Copy every line of the entries that includes the word "Thema".

────────────────

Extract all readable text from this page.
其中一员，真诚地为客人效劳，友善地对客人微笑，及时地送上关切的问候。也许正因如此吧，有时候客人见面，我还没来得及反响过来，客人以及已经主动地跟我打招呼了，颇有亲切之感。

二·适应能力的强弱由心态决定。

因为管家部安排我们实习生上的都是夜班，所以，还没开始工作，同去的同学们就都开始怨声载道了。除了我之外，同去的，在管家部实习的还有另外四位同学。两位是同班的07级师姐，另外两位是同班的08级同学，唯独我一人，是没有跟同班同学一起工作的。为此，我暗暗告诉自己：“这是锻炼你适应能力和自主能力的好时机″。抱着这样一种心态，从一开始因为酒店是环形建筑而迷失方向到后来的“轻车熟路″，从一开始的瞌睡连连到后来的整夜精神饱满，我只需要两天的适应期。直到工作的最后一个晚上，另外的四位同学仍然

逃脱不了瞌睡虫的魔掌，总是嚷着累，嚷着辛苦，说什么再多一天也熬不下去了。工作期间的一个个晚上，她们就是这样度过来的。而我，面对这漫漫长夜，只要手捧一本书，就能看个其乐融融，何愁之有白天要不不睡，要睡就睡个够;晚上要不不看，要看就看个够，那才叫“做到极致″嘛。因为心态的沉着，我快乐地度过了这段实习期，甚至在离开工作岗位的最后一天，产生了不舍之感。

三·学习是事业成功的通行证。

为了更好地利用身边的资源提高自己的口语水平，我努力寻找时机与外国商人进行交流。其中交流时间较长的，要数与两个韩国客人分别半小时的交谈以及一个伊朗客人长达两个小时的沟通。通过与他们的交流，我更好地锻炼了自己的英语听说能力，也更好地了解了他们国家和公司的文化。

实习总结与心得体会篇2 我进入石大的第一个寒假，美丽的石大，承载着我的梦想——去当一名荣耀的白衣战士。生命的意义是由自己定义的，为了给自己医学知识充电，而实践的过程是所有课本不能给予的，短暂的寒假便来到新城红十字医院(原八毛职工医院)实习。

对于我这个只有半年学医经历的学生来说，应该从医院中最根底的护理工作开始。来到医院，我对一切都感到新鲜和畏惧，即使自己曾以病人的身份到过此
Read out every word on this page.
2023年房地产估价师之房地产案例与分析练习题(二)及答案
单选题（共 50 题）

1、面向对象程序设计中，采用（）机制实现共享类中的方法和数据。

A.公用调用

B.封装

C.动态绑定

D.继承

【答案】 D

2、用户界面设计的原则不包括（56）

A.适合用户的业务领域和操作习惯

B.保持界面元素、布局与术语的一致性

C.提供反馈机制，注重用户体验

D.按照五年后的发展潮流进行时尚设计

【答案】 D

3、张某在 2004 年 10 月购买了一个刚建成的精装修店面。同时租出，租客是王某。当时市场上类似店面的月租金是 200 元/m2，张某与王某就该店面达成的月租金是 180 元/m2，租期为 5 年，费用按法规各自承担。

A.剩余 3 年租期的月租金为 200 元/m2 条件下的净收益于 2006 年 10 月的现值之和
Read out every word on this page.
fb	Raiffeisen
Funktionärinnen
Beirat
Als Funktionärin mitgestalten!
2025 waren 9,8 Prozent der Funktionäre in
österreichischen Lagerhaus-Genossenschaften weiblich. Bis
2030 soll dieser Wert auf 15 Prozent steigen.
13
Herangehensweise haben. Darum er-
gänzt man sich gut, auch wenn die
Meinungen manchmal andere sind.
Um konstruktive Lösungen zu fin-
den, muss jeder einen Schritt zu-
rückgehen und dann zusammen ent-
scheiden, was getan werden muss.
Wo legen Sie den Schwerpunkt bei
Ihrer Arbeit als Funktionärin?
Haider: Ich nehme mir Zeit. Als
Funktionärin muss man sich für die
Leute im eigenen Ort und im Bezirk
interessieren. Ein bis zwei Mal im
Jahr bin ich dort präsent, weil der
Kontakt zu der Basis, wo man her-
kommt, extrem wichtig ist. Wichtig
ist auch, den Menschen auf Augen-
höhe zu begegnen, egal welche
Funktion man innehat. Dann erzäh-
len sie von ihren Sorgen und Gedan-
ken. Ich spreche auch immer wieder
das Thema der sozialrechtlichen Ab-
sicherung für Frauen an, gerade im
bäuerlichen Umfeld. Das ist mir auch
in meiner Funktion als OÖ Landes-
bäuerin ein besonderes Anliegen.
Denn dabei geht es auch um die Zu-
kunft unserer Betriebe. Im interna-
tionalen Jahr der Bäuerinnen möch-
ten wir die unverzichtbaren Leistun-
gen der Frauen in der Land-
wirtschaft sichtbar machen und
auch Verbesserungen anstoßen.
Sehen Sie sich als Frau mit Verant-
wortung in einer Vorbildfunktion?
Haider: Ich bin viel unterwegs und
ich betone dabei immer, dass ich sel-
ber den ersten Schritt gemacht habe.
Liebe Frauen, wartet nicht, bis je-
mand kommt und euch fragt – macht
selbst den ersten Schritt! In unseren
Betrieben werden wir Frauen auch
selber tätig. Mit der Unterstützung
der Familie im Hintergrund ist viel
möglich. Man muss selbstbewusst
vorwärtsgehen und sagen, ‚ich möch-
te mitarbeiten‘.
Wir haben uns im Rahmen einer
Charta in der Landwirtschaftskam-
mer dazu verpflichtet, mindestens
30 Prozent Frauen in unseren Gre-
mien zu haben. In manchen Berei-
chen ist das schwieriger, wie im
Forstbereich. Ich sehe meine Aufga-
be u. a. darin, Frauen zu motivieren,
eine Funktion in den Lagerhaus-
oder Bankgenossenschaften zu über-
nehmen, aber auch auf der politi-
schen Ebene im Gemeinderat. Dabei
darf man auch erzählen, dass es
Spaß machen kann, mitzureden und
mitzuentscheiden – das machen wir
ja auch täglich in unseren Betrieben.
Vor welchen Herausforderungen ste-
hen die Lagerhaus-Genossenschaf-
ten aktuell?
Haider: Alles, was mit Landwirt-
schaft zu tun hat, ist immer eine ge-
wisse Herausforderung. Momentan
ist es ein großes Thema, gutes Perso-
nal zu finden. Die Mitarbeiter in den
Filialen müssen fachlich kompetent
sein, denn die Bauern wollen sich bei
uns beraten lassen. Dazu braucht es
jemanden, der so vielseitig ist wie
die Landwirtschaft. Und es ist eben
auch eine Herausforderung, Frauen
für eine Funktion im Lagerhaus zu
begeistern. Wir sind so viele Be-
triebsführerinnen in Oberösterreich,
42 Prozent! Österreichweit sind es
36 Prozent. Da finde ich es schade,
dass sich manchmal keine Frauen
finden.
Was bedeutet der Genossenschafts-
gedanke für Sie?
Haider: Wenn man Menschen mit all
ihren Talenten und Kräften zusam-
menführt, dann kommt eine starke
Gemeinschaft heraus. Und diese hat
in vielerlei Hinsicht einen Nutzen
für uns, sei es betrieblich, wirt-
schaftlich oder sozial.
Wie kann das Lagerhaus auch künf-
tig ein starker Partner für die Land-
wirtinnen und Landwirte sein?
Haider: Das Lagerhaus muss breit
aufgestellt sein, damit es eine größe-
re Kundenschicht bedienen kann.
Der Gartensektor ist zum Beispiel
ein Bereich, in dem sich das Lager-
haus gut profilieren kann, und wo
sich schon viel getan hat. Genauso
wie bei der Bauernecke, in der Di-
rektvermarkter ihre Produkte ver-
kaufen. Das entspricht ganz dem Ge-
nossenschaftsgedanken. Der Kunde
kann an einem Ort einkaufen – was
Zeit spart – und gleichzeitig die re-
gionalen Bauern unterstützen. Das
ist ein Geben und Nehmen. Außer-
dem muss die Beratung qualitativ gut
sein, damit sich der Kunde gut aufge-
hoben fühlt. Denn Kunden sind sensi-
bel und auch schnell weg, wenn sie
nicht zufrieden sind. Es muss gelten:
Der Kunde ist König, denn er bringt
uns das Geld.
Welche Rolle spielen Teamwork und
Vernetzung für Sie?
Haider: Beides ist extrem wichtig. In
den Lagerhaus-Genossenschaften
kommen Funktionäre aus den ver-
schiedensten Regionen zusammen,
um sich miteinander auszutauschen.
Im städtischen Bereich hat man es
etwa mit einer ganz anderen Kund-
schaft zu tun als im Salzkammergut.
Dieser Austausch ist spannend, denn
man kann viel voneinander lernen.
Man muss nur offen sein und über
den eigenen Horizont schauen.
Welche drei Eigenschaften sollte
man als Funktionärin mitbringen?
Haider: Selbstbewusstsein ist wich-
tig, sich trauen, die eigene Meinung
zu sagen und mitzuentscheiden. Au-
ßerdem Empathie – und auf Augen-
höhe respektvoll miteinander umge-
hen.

────────────────

Full output:
das Thema der sozialrechtlichen Ab-
ist es ein großes Thema, gutes Perso-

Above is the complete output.